● **THE EXERCISE**: Would it be possible to write out each entry below exactly, without the pictures?

● **DATA SUPPLIED**:

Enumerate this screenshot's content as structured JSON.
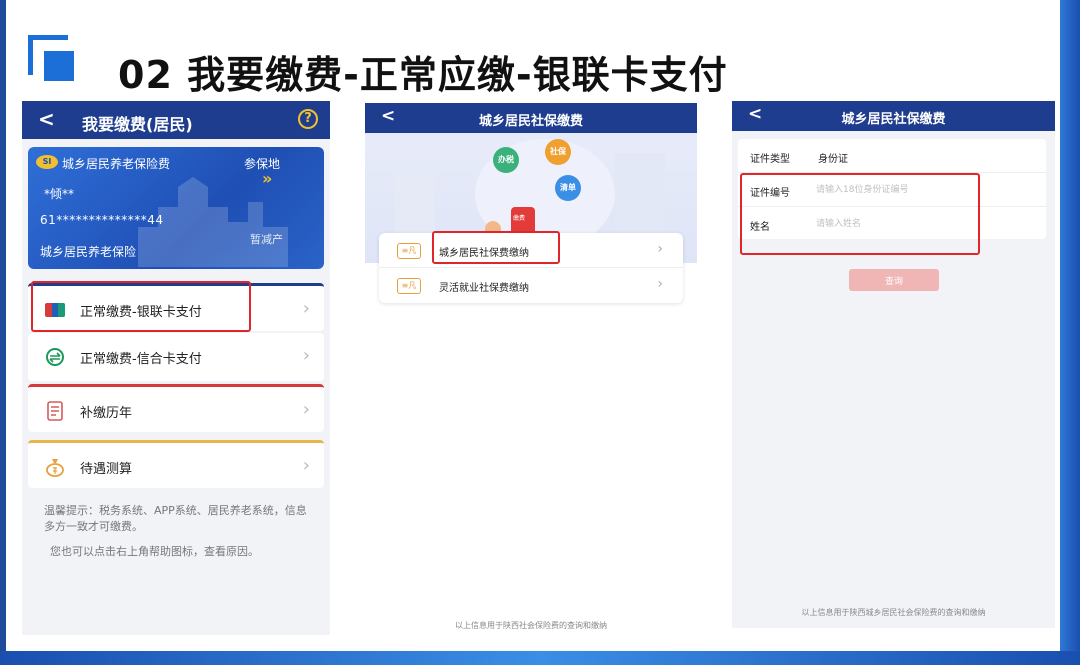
{
  "slide": {
    "title": "02 我要缴费-正常应缴-银联卡支付"
  },
  "screen1": {
    "nav": {
      "back": "<",
      "title": "我要缴费(居民)",
      "help": "?"
    },
    "card": {
      "logo": "SI",
      "title": "城乡居民养老保险费",
      "region_label": "参保地",
      "region_chevron": "»",
      "name_masked": "*倾**",
      "id_masked": "61**************44",
      "insurance_type": "城乡居民养老保险",
      "status": "暂减产"
    },
    "menu": [
      {
        "label": "正常缴费-银联卡支付",
        "arrow": "›"
      },
      {
        "label": "正常缴费-信合卡支付",
        "arrow": "›"
      },
      {
        "label": "补缴历年",
        "arrow": "›"
      },
      {
        "label": "待遇测算",
        "arrow": "›"
      }
    ],
    "tip1": "温馨提示：税务系统、APP系统、居民养老系统，信息多方一致才可缴费。",
    "tip2": "您也可以点击右上角帮助图标，查看原因。"
  },
  "screen2": {
    "nav": {
      "back": "<",
      "title": "城乡居民社保缴费"
    },
    "banner": {
      "bubbles": [
        "办税",
        "社保",
        "清单"
      ],
      "phone_label": "缴费"
    },
    "items": [
      {
        "icon": "≡凡",
        "label": "城乡居民社保费缴纳",
        "arrow": "›"
      },
      {
        "icon": "≡凡",
        "label": "灵活就业社保费缴纳",
        "arrow": "›"
      }
    ],
    "footer": "以上信息用于陕西社会保险费的查询和缴纳"
  },
  "screen3": {
    "nav": {
      "back": "<",
      "title": "城乡居民社保缴费"
    },
    "form": {
      "id_type_label": "证件类型",
      "id_type_value": "身份证",
      "id_no_label": "证件编号",
      "id_no_placeholder": "请输入18位身份证编号",
      "name_label": "姓名",
      "name_placeholder": "请输入姓名"
    },
    "query_label": "查询",
    "footer": "以上信息用于陕西城乡居民社会保险费的查询和缴纳"
  },
  "colors": {
    "nav_blue": "#1f3d8e",
    "highlight_red": "#e0262a",
    "accent_blue": "#1b6fd6",
    "gold": "#f0c030"
  }
}
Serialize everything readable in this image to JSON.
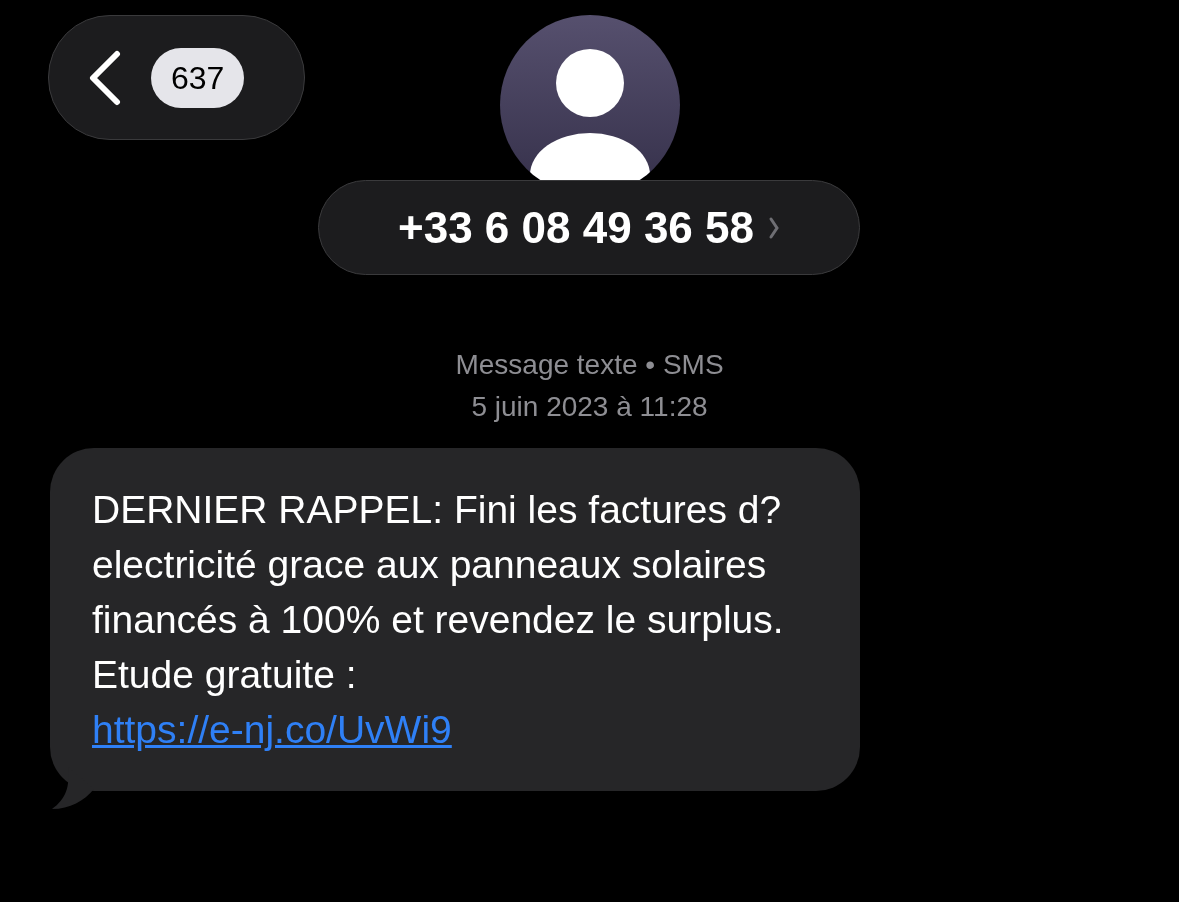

● **OUTPUT OF THE EXERCISE**:
Enumerate this screenshot's content as structured JSON.
{
  "slide": {
    "title": "02 我要缴费-正常应缴-银联卡支付"
  },
  "screen1": {
    "nav": {
      "back": "<",
      "title": "我要缴费(居民)",
      "help": "?"
    },
    "card": {
      "logo": "SI",
      "title": "城乡居民养老保险费",
      "region_label": "参保地",
      "region_chevron": "»",
      "name_masked": "*倾**",
      "id_masked": "61**************44",
      "insurance_type": "城乡居民养老保险",
      "status": "暂减产"
    },
    "menu": [
      {
        "label": "正常缴费-银联卡支付",
        "arrow": "›"
      },
      {
        "label": "正常缴费-信合卡支付",
        "arrow": "›"
      },
      {
        "label": "补缴历年",
        "arrow": "›"
      },
      {
        "label": "待遇测算",
        "arrow": "›"
      }
    ],
    "tip1": "温馨提示：税务系统、APP系统、居民养老系统，信息多方一致才可缴费。",
    "tip2": "您也可以点击右上角帮助图标，查看原因。"
  },
  "screen2": {
    "nav": {
      "back": "<",
      "title": "城乡居民社保缴费"
    },
    "banner": {
      "bubbles": [
        "办税",
        "社保",
        "清单"
      ],
      "phone_label": "缴费"
    },
    "items": [
      {
        "icon": "≡凡",
        "label": "城乡居民社保费缴纳",
        "arrow": "›"
      },
      {
        "icon": "≡凡",
        "label": "灵活就业社保费缴纳",
        "arrow": "›"
      }
    ],
    "footer": "以上信息用于陕西社会保险费的查询和缴纳"
  },
  "screen3": {
    "nav": {
      "back": "<",
      "title": "城乡居民社保缴费"
    },
    "form": {
      "id_type_label": "证件类型",
      "id_type_value": "身份证",
      "id_no_label": "证件编号",
      "id_no_placeholder": "请输入18位身份证编号",
      "name_label": "姓名",
      "name_placeholder": "请输入姓名"
    },
    "query_label": "查询",
    "footer": "以上信息用于陕西城乡居民社会保险费的查询和缴纳"
  },
  "colors": {
    "nav_blue": "#1f3d8e",
    "highlight_red": "#e0262a",
    "accent_blue": "#1b6fd6",
    "gold": "#f0c030"
  }
}
Serialize everything readable in this image to JSON.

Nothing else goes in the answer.